WHAT IS ASKED>
1. Transcribe the part of the passage on Daniel chapter seven starting at "Think about this" and ending at "Daniel chapter two.".
2. In the passage on Daniel chapter seven, which animal represents Greece?

══ SELECTION ══

Think about this from a Jewish aspect. You are an individual Jewish believer, have lost everything, have been taken out of the land God has promised you, and now you get this information. This shows you that if you continue in your pride and arrogance, Israel; if you continue to have a stiff-necked rebellious attitude toward God, then God is going to continue to deal harshly with you in discipline. But those who are loyal to God and trust Him are going to be blessed. These are the chapters that are written in Aramaic, focusing on what God is doing among the Gentile nations now in contrast to what He did with Israel. To understand Daniel chapter seven we have to understand that it comes out of an understanding of the message in Daniel chapter two.

 

As we look at chapter seven the animals we see are animals that represent empires. Babylon is represented by a winged lion, Medo-Persia is represented by a lopsided bear that has three ribs in its mouth, Greece is represented by a four-headed leopard that has four wings. These are not normal animals. Then Rome is represented by a creature that is indescribable. The attributes of those same animals are what show up in Revelation chapters thirteen and seventeen; they have the same characteristics. We have to understand this to understand where the future is headed. What is fascinating about this is that there is a historical flow from the Babylonian Gentile empire through to the future where characteristics from each empire, what they contribute to "humanism," to man's view of man and man's ability to rule himself apart from God, and he develops different things technologically that contribute then to the next empire. These things continue from empire to empire and that is why at the end of Daniel chapter seven there is a statement that these kingdoms have not really ever ended, they are just different manifestations of the same empire.

 

No matter how great a nation is, ultimately it is going down just like every other nation because every human nation is part of the kingdom of man. We are not going to get away from it and it has been the target of Satan since the beginning to destroy any nation that promotes freedom, promotes the Word of God, and protects Israel. That is what we can expect.

 

We will see how the image of Daniel chapter two fits into chapter seven. First we have the winged lion of Babylon representing the gold head of the statue of Nebuchadnezzar. Then the Medo-Persian empire. This isn't guesswork. Daniel told Nebuchadnezzar, you are the head of gold. In Daniel 8 the interpreting angel says that the shaggy goat with the two horns, one higher than the other, represents the Medo-Persian empire, and we will see that that is the same as the chest of silver in Daniel two. Next is the rise of Greece, a rapid rise out of nowhere—Alexander the Great and his rapid conquests. Then the rise of Rome from 68 BC to 476 AD, and then in the future, represented by the iron and the clay of the statue will be Rome II. The legs of iron represent the indescribable beast, Rome, and then the revived Roman empire represented by the iron and clay, a mix of previous elements and new elements. What is interesting about this is the shift between the statue that is made of these precious and semi-precious metals and these ravenous, violent animals that are hostile to mankind. They are man-eaters; they destroy human beings if they can.

═══
══ DATA SUPPLIED ══

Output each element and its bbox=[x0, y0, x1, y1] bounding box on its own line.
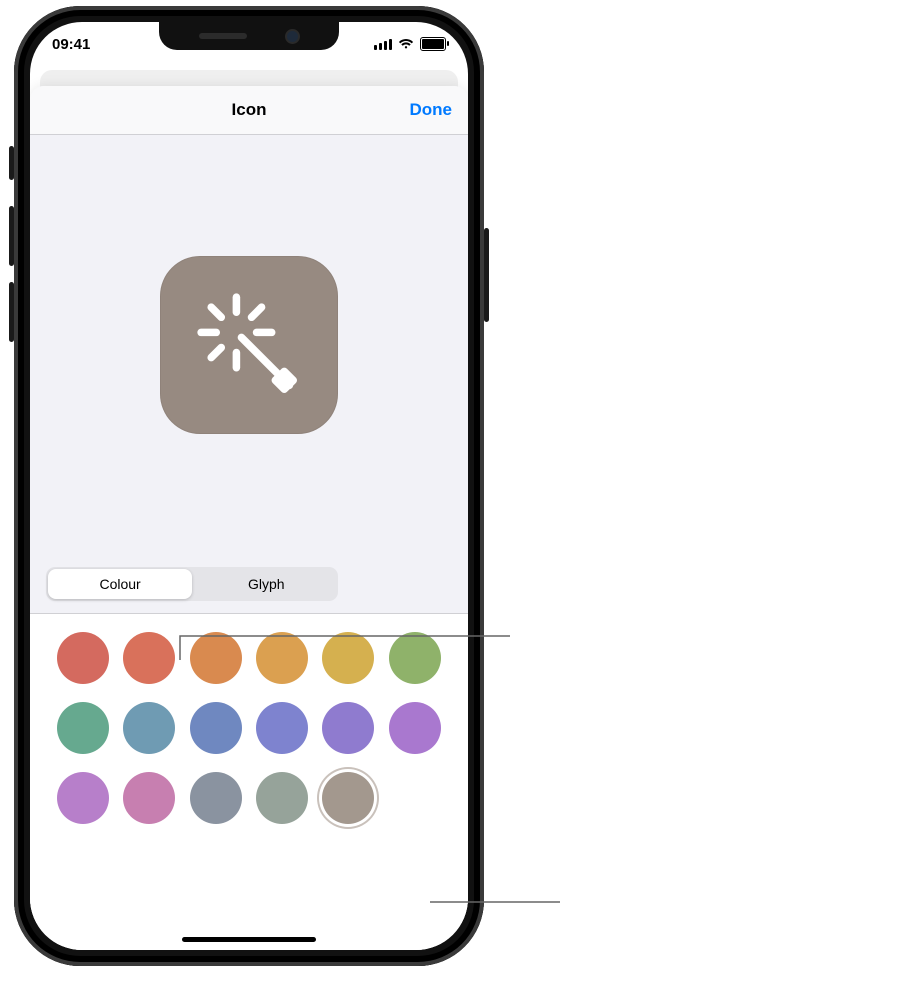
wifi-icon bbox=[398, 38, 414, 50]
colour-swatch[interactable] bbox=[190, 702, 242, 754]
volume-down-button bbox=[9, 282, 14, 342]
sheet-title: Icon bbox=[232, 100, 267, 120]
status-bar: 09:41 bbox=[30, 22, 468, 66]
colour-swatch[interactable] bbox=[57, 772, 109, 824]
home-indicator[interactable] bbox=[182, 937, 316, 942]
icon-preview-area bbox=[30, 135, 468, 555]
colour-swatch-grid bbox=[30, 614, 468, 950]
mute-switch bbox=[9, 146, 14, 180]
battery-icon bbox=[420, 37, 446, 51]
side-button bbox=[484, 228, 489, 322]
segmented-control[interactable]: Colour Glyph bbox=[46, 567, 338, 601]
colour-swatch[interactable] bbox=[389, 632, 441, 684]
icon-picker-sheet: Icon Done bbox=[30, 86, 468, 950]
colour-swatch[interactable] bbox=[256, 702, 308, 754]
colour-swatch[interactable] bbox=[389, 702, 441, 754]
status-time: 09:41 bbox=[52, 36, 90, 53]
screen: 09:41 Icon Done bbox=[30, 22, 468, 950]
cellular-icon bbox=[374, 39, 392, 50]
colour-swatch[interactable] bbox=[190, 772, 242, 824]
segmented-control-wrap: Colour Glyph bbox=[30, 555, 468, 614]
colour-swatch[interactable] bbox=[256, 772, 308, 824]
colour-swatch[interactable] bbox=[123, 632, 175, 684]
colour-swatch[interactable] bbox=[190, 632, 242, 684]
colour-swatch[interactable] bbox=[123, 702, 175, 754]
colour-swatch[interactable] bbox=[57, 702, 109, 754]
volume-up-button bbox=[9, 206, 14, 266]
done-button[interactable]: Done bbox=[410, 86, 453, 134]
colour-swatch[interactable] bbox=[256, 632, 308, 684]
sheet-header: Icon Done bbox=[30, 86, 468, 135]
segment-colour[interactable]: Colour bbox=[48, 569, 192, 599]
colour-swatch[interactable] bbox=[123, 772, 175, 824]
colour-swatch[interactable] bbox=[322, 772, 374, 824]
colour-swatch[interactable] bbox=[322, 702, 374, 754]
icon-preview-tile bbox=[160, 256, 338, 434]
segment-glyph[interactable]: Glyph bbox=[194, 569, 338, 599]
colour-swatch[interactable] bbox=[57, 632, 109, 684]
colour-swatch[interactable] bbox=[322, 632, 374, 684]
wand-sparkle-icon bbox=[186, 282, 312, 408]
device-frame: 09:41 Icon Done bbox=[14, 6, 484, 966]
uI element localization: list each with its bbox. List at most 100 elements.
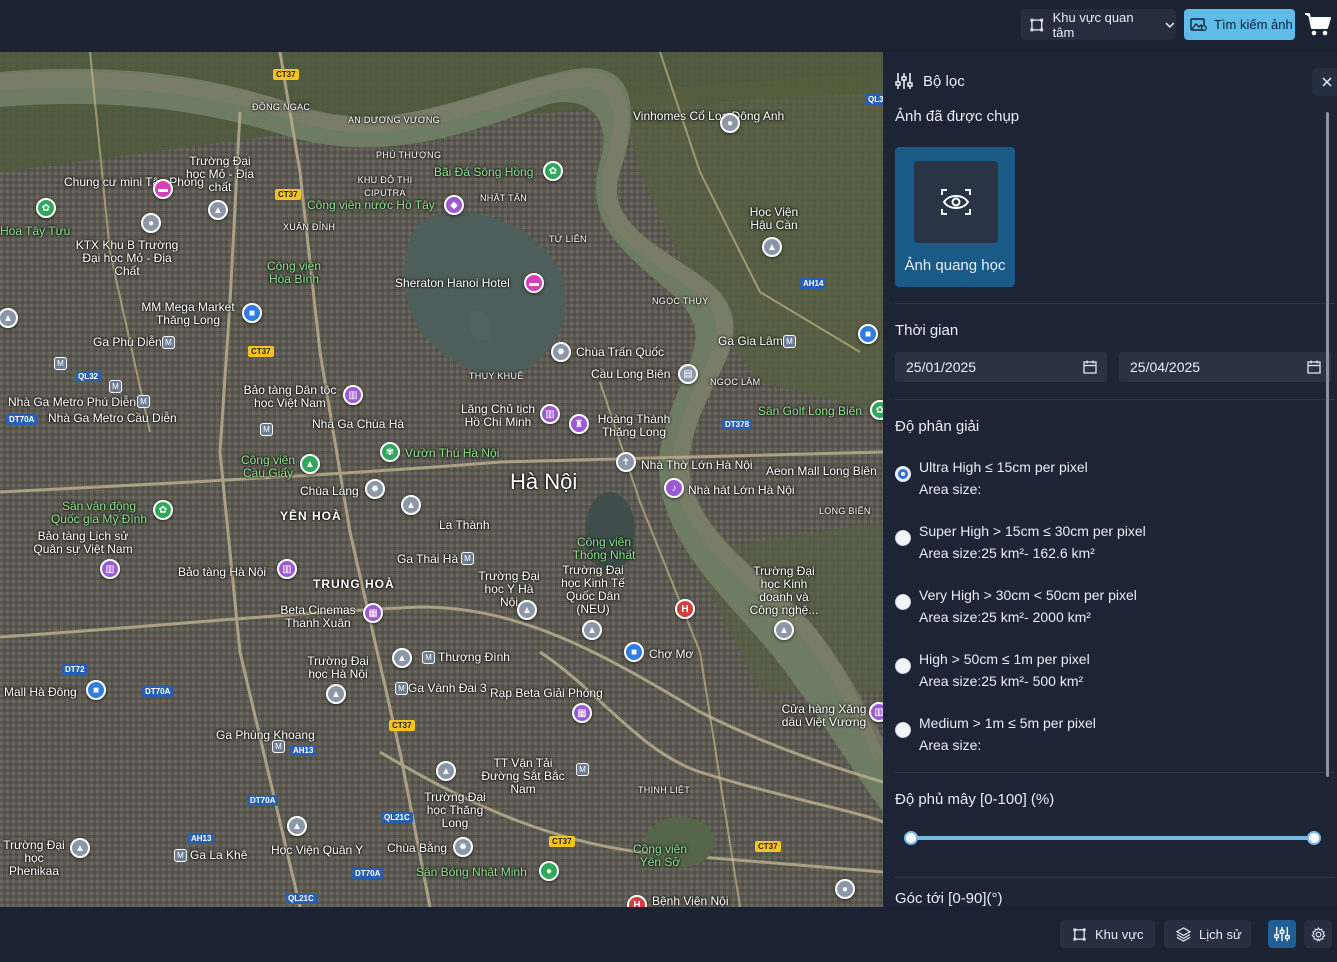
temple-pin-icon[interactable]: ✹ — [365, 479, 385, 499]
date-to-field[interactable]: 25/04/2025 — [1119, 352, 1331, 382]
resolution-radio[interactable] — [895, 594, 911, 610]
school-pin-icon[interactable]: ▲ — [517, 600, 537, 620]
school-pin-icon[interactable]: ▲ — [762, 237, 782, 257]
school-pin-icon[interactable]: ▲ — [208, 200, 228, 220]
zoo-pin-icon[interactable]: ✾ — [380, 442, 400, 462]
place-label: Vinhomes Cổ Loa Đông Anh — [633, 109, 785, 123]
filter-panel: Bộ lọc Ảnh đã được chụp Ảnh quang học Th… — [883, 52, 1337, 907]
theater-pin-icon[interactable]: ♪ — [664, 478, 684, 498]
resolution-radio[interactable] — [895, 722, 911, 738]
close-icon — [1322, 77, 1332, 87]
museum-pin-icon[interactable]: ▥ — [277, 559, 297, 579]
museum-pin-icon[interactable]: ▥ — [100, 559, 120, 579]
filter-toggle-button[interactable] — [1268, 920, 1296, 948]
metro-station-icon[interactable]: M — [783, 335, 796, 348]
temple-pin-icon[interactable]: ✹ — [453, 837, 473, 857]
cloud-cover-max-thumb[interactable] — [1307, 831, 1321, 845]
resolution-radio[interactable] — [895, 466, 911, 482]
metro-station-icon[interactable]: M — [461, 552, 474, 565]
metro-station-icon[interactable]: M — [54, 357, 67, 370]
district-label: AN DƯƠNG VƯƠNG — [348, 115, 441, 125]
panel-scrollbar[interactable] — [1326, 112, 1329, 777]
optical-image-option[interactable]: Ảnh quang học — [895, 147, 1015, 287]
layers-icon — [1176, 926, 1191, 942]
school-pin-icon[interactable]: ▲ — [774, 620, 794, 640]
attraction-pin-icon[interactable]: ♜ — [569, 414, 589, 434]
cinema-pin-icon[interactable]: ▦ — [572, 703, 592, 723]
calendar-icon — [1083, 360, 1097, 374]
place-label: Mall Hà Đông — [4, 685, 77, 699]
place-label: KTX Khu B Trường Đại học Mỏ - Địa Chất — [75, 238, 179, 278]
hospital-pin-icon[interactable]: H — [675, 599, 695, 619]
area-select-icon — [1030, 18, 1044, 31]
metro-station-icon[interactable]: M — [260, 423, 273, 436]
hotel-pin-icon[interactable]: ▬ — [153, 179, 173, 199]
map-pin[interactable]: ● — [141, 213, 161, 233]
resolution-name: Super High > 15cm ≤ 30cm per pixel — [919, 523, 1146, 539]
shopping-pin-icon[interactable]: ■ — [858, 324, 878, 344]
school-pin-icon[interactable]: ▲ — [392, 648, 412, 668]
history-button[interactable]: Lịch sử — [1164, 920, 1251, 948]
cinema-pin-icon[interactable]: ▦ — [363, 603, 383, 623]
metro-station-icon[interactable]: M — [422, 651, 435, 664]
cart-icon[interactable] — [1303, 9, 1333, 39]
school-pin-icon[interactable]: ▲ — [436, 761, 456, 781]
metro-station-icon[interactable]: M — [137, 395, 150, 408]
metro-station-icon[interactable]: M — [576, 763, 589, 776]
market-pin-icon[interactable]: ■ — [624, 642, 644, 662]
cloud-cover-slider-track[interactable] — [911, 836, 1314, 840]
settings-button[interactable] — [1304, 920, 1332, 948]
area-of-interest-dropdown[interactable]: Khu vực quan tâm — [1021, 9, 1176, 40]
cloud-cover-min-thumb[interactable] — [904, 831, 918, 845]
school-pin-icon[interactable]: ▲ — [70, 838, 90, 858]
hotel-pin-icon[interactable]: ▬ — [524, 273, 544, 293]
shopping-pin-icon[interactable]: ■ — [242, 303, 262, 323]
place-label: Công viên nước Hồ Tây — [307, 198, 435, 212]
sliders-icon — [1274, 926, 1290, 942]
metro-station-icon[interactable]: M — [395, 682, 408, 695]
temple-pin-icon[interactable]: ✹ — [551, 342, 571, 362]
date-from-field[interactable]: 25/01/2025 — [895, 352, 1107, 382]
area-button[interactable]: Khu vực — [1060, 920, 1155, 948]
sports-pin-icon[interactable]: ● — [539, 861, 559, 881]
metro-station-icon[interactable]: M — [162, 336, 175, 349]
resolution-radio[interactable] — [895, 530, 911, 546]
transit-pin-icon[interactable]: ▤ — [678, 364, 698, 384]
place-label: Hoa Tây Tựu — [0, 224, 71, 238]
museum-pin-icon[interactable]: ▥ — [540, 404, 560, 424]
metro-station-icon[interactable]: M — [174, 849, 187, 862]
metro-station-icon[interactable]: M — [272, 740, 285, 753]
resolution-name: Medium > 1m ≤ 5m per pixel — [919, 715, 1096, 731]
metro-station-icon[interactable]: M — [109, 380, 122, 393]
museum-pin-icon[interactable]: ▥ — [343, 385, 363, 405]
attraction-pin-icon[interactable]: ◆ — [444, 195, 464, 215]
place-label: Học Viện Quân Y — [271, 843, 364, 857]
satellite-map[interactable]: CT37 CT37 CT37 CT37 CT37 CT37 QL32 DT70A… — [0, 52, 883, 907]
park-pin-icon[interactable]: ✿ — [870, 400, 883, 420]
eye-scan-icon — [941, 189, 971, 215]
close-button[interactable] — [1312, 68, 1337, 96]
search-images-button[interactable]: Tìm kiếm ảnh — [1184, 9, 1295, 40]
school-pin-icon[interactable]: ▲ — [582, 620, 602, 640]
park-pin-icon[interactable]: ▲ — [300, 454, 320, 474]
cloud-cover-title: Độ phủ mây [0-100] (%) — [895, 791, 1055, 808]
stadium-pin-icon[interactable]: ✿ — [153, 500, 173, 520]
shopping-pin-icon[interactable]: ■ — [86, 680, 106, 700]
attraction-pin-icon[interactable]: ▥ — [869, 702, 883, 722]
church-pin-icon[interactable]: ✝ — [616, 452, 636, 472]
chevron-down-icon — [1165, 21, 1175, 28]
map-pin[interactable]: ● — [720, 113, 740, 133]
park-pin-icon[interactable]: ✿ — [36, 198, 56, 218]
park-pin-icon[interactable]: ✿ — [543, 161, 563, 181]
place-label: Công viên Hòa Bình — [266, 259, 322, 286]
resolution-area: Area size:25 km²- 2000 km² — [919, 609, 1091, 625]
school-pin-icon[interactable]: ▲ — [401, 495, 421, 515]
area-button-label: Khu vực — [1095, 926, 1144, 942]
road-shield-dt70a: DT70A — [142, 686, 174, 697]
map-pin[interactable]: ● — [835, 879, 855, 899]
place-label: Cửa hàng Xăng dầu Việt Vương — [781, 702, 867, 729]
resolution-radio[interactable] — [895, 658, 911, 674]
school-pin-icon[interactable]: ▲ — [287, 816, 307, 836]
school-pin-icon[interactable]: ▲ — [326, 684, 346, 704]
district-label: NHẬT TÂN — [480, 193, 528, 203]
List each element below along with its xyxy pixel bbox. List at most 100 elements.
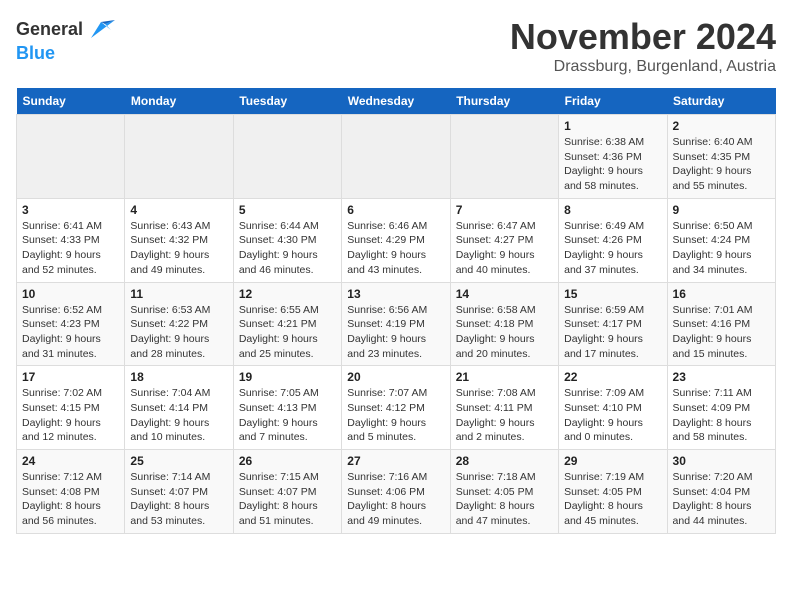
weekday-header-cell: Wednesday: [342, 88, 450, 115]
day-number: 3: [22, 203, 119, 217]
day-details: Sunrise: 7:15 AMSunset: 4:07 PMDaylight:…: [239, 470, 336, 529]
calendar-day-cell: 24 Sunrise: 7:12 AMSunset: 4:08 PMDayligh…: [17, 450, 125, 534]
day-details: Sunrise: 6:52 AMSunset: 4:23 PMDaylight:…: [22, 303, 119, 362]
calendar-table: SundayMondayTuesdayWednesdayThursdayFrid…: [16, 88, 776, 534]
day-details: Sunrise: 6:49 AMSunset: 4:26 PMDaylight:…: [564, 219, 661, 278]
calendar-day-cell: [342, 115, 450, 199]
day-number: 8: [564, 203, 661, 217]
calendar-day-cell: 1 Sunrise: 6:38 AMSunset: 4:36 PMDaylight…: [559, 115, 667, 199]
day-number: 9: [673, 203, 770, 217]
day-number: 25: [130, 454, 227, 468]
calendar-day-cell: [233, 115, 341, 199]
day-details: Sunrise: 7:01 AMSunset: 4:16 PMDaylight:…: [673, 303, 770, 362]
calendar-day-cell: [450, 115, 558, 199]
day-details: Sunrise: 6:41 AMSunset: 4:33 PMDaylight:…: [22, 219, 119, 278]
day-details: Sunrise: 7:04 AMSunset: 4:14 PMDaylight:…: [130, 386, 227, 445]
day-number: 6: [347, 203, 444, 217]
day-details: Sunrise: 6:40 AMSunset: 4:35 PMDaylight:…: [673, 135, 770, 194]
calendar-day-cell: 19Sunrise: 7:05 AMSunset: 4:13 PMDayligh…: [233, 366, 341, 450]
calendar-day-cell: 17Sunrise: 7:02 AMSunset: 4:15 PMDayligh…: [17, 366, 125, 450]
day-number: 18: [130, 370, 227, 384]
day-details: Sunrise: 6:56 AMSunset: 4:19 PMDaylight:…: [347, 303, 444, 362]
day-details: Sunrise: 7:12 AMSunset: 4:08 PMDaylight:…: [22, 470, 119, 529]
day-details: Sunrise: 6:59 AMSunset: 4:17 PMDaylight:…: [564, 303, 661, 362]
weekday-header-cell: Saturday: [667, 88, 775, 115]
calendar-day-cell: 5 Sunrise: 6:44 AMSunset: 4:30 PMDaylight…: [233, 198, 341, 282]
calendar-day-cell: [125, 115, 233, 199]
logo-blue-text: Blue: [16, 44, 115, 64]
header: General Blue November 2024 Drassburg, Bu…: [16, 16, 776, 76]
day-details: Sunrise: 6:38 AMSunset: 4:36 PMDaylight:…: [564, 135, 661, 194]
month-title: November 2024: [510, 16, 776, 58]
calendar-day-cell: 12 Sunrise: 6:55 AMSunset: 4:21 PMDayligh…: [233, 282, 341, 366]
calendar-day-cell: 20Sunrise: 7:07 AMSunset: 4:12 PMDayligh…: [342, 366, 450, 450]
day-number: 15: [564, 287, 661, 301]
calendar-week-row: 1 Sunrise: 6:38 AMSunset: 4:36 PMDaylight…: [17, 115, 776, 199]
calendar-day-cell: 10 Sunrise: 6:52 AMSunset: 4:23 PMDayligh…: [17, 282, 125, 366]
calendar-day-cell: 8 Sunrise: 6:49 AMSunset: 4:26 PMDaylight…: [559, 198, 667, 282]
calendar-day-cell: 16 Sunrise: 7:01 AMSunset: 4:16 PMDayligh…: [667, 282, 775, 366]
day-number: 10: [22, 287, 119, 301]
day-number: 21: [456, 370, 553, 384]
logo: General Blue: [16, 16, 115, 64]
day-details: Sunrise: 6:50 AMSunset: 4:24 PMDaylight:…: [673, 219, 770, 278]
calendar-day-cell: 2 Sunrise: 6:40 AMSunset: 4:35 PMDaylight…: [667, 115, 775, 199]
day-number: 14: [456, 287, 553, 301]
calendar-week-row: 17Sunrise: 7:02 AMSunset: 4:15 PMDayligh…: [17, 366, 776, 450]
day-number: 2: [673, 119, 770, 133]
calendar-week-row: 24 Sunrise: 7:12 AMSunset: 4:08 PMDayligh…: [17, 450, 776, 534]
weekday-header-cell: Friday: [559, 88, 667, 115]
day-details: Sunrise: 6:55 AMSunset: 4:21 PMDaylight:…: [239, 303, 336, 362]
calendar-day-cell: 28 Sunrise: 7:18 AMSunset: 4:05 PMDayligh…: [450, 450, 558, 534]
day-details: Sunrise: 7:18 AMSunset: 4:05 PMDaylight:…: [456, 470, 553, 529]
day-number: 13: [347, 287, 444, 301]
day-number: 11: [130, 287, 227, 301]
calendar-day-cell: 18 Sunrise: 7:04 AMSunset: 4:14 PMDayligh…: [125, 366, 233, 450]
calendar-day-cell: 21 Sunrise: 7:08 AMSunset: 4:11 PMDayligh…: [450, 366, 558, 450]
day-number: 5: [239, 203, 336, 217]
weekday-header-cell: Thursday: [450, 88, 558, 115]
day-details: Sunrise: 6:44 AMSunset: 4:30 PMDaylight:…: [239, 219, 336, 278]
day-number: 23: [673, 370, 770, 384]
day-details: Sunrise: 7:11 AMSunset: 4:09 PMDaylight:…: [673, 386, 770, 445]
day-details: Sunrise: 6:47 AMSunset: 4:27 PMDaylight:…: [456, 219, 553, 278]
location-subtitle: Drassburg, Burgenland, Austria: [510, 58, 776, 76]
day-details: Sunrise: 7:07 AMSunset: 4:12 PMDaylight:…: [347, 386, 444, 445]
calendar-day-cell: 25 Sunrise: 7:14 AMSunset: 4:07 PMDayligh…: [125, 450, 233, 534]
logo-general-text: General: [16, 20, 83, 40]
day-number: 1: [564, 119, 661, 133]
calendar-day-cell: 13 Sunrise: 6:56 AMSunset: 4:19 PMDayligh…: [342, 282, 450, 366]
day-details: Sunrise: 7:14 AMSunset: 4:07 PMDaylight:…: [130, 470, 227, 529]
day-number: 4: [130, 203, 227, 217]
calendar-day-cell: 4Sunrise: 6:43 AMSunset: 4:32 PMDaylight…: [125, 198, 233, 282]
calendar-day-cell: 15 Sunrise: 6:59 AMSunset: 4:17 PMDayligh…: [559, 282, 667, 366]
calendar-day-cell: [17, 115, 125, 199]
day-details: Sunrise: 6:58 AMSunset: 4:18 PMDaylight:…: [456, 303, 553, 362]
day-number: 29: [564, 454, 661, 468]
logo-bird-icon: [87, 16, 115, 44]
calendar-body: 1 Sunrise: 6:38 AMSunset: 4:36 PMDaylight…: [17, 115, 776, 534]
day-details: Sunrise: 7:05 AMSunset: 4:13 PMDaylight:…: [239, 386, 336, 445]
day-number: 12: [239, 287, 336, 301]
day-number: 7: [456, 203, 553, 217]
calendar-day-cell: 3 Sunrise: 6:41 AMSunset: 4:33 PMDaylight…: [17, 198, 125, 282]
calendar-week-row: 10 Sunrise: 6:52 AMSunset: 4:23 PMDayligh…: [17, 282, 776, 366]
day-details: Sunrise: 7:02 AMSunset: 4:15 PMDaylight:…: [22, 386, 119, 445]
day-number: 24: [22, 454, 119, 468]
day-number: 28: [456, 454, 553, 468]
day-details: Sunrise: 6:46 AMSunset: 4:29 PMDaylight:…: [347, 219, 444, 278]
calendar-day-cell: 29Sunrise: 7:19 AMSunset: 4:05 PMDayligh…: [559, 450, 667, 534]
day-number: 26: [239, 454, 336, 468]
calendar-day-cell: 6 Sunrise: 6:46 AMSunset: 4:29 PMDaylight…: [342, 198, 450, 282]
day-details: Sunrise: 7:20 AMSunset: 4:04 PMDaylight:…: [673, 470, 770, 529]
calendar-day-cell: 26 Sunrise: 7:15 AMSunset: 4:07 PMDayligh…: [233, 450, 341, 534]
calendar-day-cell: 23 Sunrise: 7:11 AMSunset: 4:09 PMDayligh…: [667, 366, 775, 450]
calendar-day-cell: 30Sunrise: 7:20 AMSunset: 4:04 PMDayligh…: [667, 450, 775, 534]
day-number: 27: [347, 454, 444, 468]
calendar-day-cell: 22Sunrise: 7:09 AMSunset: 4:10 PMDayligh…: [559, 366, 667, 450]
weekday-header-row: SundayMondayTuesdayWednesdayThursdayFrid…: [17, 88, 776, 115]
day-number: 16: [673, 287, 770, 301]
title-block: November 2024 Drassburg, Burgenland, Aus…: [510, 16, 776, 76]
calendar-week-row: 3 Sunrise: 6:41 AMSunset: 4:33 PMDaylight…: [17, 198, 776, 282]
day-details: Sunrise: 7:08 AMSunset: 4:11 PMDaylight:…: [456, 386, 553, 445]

═══

OUTPUTS BY TASK>
1.
Think about this from a Jewish aspect. You are an individual Jewish believer, have lost everything, have been taken out of the land God has promised you, and now you get this information. This shows you that if you continue in your pride and arrogance, Israel; if you continue to have a stiff-necked rebellious attitude toward God, then God is going to continue to deal harshly with you in discipline. But those who are loyal to God and trust Him are going to be blessed. These are the chapters that are written in Aramaic, focusing on what God is doing among the Gentile nations now in contrast to what He did with Israel. To understand Daniel chapter seven we have to understand that it comes out of an understanding of the message in Daniel chapter two.

2. A four-headed leopard that has four wings.